_Data to process_.
* * * * * * *

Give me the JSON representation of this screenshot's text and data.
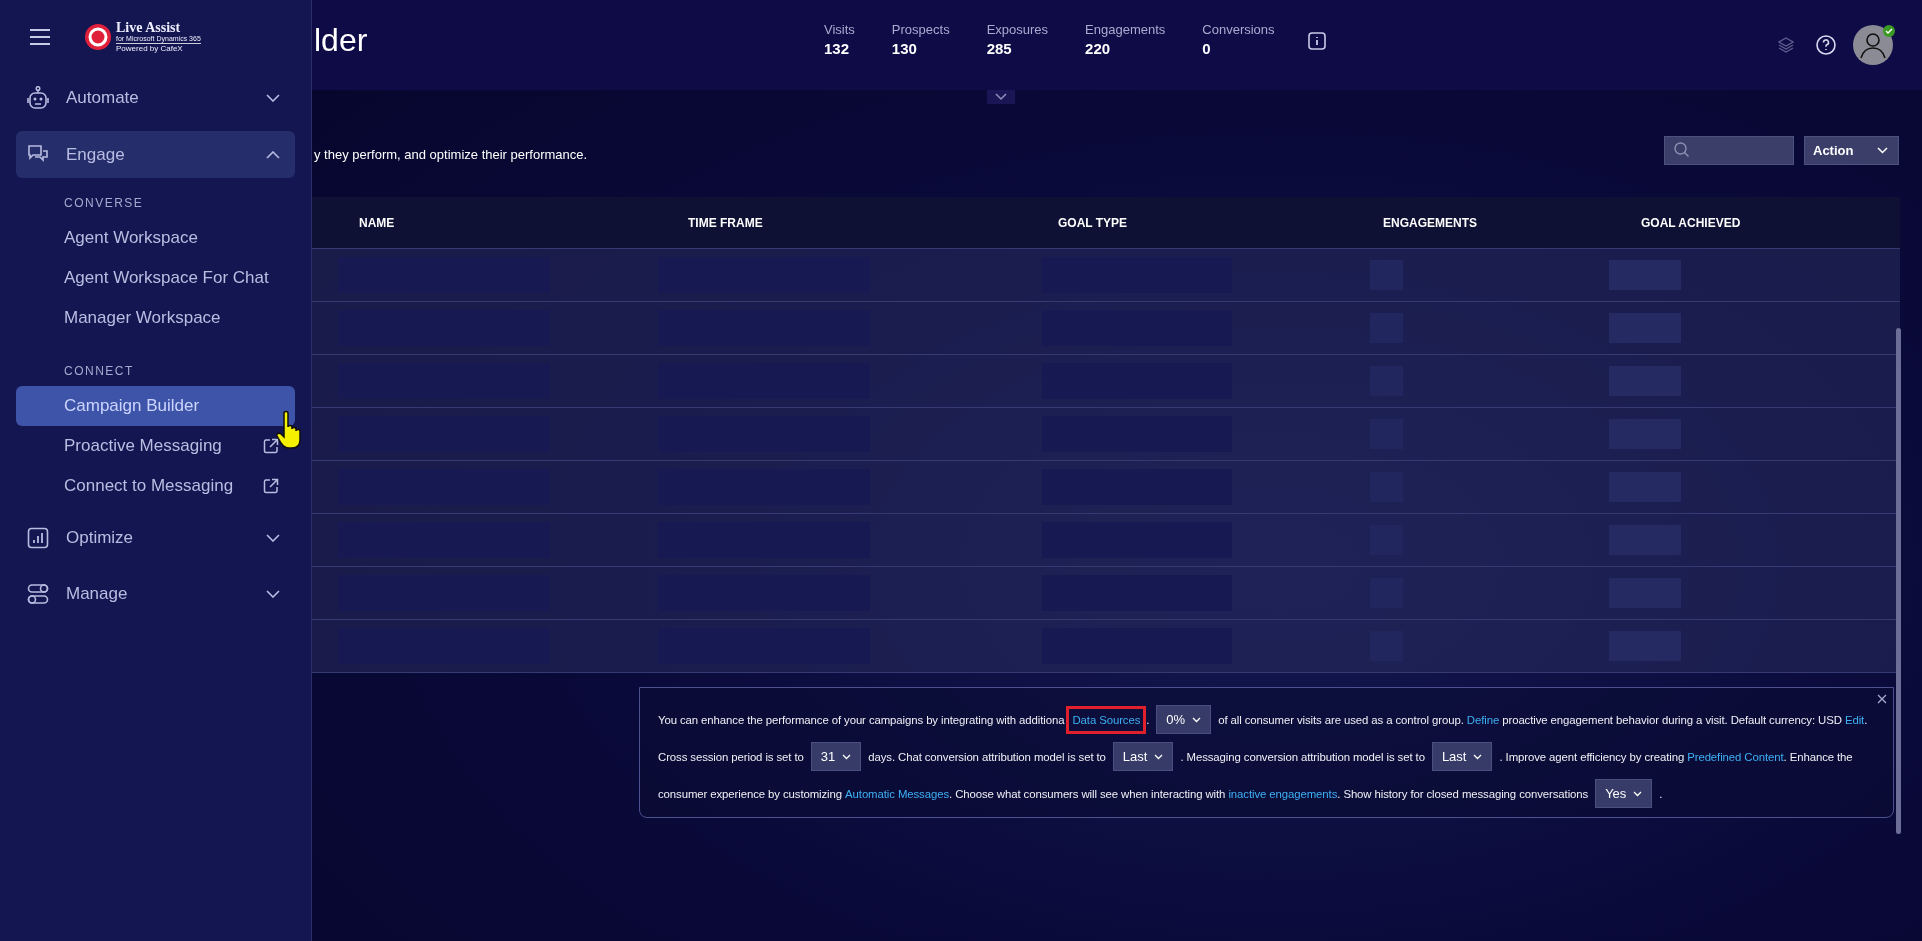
{
  "sidebar": {
    "logo": {
      "title": "Live Assist",
      "subtitle": "for Microsoft Dynamics 365",
      "credit": "Powered by CafeX"
    },
    "groups": [
      {
        "label": "Automate",
        "expanded": false
      },
      {
        "label": "Engage",
        "expanded": true,
        "sections": [
          {
            "heading": "CONVERSE",
            "items": [
              {
                "label": "Agent Workspace",
                "selected": false,
                "external": false
              },
              {
                "label": "Agent Workspace For Chat",
                "selected": false,
                "external": false
              },
              {
                "label": "Manager Workspace",
                "selected": false,
                "external": false
              }
            ]
          },
          {
            "heading": "CONNECT",
            "items": [
              {
                "label": "Campaign Builder",
                "selected": true,
                "external": false
              },
              {
                "label": "Proactive Messaging",
                "selected": false,
                "external": true
              },
              {
                "label": "Connect to Messaging",
                "selected": false,
                "external": true
              }
            ]
          }
        ]
      },
      {
        "label": "Optimize",
        "expanded": false
      },
      {
        "label": "Manage",
        "expanded": false
      }
    ]
  },
  "header": {
    "title": "lder",
    "stats": [
      {
        "label": "Visits",
        "value": "132"
      },
      {
        "label": "Prospects",
        "value": "130"
      },
      {
        "label": "Exposures",
        "value": "285"
      },
      {
        "label": "Engagements",
        "value": "220"
      },
      {
        "label": "Conversions",
        "value": "0"
      }
    ]
  },
  "toolbar": {
    "description": "y they perform, and optimize their performance.",
    "action": "Action"
  },
  "table": {
    "columns": [
      "NAME",
      "TIME FRAME",
      "GOAL TYPE",
      "ENGAGEMENTS",
      "GOAL ACHIEVED"
    ],
    "rows": [
      {
        "loading": true
      },
      {
        "loading": true
      },
      {
        "loading": true
      },
      {
        "loading": true
      },
      {
        "loading": true
      },
      {
        "loading": true
      },
      {
        "loading": true
      },
      {
        "loading": true
      }
    ]
  },
  "info_panel": {
    "lines": [
      [
        {
          "kind": "text",
          "text": "You can enhance the performance of your campaigns by integrating with additiona"
        },
        {
          "kind": "link",
          "text": "Data Sources",
          "highlighted": true
        },
        {
          "kind": "text",
          "text": "."
        },
        {
          "kind": "select",
          "value": "0%"
        },
        {
          "kind": "text",
          "text": "of all consumer visits are used as a control group. "
        },
        {
          "kind": "link",
          "text": "Define",
          "highlighted": false
        },
        {
          "kind": "text",
          "text": " proactive engagement behavior during a visit. Default currency: USD "
        },
        {
          "kind": "link",
          "text": "Edit",
          "highlighted": false
        },
        {
          "kind": "text",
          "text": "."
        }
      ],
      [
        {
          "kind": "text",
          "text": "Cross session period is set to"
        },
        {
          "kind": "select",
          "value": "31"
        },
        {
          "kind": "text",
          "text": "days. Chat conversion attribution model is set to"
        },
        {
          "kind": "select",
          "value": "Last"
        },
        {
          "kind": "text",
          "text": ". Messaging conversion attribution model is set to"
        },
        {
          "kind": "select",
          "value": "Last"
        },
        {
          "kind": "text",
          "text": ". Improve agent efficiency by creating "
        },
        {
          "kind": "link",
          "text": "Predefined Content",
          "highlighted": false
        },
        {
          "kind": "text",
          "text": ". Enhance the"
        }
      ],
      [
        {
          "kind": "text",
          "text": "consumer experience by customizing "
        },
        {
          "kind": "link",
          "text": "Automatic Messages",
          "highlighted": false
        },
        {
          "kind": "text",
          "text": ". Choose what consumers will see when interacting with "
        },
        {
          "kind": "link",
          "text": "inactive engagements",
          "highlighted": false
        },
        {
          "kind": "text",
          "text": ". Show history for closed messaging conversations"
        },
        {
          "kind": "select",
          "value": "Yes"
        },
        {
          "kind": "text",
          "text": "."
        }
      ]
    ]
  }
}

* * * * * * *

_Objective_. Report all lines of the material that contain the word "value".

_Output below_.
        "value": "132"
        "value": "130"
        "value": "285"
        "value": "220"
        "value": "0"
          "value": "0%"
          "value": "31"
          "value": "Last"
          "value": "Last"
          "value": "Yes"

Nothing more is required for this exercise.